Required task:
Copy all lines holding the word "which" from the entries.

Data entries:
(begin)

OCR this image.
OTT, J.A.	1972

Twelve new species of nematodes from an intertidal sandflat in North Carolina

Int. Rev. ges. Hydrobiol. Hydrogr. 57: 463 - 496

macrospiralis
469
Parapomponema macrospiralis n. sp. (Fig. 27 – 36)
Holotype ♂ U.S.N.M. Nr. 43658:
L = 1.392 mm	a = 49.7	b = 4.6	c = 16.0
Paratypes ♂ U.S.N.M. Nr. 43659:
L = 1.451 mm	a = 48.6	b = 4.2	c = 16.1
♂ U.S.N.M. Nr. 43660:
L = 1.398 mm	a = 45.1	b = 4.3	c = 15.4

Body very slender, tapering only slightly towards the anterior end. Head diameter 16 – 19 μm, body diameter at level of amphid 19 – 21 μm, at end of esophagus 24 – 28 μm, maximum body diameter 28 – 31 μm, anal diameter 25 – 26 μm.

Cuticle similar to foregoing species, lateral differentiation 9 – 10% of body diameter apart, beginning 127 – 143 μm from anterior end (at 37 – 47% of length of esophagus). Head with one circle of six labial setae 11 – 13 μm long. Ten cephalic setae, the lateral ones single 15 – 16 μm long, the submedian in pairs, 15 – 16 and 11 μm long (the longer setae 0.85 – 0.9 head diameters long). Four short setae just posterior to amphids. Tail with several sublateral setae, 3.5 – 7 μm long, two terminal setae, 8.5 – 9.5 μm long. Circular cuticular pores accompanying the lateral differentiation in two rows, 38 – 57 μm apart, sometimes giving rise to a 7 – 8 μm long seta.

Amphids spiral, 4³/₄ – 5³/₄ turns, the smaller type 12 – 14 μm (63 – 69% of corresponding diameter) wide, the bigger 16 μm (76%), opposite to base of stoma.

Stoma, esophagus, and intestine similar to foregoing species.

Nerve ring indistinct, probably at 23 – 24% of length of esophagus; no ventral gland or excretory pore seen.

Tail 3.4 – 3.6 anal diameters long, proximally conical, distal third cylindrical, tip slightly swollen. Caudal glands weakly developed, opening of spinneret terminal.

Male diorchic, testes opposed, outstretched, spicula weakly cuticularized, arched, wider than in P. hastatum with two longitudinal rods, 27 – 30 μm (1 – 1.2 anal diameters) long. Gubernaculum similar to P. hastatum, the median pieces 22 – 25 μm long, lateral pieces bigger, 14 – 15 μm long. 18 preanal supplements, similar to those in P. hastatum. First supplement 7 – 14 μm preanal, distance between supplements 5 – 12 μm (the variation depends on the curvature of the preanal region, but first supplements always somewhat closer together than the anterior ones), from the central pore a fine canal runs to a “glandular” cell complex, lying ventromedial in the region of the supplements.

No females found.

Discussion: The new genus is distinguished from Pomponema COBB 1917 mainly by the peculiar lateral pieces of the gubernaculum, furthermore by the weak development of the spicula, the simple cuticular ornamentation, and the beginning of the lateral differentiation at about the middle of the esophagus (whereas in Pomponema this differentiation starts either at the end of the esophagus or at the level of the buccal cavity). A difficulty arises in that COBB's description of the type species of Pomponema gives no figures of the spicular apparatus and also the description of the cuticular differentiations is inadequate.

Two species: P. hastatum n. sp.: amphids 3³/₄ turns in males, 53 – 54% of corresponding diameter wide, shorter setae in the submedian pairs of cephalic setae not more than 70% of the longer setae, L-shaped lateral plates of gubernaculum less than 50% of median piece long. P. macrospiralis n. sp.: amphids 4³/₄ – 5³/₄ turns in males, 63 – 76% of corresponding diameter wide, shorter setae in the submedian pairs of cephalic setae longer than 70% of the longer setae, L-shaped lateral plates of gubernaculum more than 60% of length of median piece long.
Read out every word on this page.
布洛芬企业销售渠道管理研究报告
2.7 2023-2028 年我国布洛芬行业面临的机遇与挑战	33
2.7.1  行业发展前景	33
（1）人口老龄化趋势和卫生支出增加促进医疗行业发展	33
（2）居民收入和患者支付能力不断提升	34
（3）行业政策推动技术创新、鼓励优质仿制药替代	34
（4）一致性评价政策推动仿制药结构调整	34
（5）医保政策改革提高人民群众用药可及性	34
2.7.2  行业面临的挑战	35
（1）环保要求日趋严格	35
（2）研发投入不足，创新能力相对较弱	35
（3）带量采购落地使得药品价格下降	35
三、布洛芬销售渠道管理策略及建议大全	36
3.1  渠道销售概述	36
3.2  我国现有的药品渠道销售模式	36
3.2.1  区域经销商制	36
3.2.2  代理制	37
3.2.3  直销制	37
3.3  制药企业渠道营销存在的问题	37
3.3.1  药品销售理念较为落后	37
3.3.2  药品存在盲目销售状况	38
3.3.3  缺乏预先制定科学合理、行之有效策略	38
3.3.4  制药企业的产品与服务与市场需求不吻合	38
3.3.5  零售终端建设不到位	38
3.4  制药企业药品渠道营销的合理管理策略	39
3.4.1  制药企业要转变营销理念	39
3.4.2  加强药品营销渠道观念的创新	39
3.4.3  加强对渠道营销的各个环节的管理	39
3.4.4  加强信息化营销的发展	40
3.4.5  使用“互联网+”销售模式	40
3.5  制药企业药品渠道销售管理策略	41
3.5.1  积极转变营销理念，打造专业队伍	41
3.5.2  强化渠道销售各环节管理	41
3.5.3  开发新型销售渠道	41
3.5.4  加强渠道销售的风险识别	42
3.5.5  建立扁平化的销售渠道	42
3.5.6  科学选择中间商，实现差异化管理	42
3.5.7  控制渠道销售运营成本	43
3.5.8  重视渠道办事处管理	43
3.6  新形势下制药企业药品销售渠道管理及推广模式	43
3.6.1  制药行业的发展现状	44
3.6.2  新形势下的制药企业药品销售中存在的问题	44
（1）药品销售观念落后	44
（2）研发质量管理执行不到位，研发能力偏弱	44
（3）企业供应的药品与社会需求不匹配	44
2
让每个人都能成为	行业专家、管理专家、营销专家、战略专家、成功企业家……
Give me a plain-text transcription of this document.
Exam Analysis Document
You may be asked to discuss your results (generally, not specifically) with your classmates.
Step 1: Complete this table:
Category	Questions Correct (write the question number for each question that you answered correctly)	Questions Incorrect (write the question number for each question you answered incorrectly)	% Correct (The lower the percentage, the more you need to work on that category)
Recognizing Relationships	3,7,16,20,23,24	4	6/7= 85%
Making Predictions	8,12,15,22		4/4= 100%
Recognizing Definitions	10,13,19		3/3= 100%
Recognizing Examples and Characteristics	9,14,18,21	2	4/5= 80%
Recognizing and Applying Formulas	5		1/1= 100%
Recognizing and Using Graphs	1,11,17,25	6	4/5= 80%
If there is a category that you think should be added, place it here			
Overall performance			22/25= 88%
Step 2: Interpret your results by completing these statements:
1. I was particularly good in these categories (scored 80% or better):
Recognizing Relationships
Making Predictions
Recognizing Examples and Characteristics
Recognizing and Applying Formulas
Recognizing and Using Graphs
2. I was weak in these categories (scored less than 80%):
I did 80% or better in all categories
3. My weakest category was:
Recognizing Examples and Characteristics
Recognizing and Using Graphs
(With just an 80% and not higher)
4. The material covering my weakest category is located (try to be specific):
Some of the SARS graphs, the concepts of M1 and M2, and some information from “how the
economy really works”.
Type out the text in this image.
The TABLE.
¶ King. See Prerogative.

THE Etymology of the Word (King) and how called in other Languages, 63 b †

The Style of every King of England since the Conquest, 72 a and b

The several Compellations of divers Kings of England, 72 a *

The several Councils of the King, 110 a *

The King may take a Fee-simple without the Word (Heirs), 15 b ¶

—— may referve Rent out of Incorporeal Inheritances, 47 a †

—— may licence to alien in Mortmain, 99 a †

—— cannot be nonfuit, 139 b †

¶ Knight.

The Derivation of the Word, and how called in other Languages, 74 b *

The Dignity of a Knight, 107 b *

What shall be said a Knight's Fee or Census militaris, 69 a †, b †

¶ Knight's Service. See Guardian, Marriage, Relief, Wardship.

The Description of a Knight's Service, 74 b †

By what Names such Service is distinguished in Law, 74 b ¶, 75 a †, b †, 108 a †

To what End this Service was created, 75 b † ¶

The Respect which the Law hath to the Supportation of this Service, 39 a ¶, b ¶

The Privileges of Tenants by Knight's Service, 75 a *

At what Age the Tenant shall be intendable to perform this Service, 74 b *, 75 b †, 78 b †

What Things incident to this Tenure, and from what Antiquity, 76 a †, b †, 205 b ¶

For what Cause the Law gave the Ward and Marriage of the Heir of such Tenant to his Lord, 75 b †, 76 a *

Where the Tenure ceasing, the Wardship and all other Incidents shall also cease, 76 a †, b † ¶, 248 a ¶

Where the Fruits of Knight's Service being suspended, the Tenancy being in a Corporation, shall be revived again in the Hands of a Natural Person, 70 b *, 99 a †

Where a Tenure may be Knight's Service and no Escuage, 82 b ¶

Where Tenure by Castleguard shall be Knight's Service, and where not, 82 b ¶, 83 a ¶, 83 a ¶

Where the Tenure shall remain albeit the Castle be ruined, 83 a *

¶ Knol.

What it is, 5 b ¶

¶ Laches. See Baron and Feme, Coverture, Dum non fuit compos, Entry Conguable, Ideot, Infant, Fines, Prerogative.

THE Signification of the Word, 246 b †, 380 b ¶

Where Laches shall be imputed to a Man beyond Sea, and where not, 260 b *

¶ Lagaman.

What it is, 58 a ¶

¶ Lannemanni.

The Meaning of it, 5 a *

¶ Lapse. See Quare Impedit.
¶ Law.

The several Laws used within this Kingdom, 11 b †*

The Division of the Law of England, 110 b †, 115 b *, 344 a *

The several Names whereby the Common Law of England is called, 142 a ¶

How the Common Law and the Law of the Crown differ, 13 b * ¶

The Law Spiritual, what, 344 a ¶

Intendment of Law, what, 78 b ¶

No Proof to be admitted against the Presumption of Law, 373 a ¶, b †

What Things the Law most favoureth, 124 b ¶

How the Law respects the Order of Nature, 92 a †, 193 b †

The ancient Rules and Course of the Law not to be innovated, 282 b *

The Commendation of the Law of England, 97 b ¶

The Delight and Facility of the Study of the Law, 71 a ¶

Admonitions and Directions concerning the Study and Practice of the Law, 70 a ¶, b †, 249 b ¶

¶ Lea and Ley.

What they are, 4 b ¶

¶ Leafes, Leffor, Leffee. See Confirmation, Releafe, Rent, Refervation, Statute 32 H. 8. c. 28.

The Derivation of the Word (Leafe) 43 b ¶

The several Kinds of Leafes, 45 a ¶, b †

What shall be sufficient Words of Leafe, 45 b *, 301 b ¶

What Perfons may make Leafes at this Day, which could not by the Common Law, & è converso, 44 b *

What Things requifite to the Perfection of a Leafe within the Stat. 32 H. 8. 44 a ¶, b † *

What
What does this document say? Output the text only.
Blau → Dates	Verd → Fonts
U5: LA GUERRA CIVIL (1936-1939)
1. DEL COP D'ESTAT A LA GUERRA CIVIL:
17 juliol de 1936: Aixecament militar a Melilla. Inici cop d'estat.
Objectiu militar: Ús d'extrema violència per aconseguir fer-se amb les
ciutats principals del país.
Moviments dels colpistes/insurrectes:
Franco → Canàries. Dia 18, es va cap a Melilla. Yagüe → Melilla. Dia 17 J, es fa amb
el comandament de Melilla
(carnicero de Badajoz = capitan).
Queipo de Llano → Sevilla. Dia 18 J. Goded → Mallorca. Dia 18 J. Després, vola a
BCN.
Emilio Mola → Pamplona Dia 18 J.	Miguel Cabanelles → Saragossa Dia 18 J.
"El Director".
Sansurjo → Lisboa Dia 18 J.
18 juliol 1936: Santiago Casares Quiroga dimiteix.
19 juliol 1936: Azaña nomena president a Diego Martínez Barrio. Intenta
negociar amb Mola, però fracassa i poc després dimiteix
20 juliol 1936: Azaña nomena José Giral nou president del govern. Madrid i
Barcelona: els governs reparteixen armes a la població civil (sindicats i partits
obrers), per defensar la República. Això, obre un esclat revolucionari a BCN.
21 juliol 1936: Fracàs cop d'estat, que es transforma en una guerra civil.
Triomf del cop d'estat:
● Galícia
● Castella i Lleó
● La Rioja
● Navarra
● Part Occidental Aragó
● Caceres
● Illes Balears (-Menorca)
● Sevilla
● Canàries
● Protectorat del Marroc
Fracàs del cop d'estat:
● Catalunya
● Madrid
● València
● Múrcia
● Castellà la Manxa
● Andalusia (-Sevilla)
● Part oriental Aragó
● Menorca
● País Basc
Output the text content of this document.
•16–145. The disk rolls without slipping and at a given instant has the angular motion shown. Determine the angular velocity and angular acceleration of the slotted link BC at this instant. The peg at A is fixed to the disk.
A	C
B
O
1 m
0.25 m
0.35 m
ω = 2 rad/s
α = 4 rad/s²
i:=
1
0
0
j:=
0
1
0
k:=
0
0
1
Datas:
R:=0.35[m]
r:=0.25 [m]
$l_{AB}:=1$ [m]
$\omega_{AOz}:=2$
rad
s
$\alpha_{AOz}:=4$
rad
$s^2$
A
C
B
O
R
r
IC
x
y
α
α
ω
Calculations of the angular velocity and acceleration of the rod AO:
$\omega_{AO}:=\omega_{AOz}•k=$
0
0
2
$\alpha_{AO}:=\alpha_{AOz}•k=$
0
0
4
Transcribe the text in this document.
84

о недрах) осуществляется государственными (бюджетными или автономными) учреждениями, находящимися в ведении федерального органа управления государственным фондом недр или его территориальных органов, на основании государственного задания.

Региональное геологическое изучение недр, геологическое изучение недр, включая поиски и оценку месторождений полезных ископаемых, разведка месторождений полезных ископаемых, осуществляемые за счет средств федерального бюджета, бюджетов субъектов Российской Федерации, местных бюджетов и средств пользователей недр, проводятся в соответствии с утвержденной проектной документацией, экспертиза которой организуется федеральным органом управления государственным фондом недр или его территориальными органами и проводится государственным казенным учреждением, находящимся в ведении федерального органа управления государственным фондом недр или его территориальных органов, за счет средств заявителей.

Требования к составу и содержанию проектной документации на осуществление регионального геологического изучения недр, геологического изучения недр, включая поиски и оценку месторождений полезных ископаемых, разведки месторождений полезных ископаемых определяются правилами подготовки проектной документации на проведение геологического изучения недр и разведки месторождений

(end)

Answer in full:
The Respect which the Law hath to the Supportation of this Service, 39 a ¶, b ¶
What Perfons may make Leafes at this Day, which could not by the Common Law, & è converso, 44 b *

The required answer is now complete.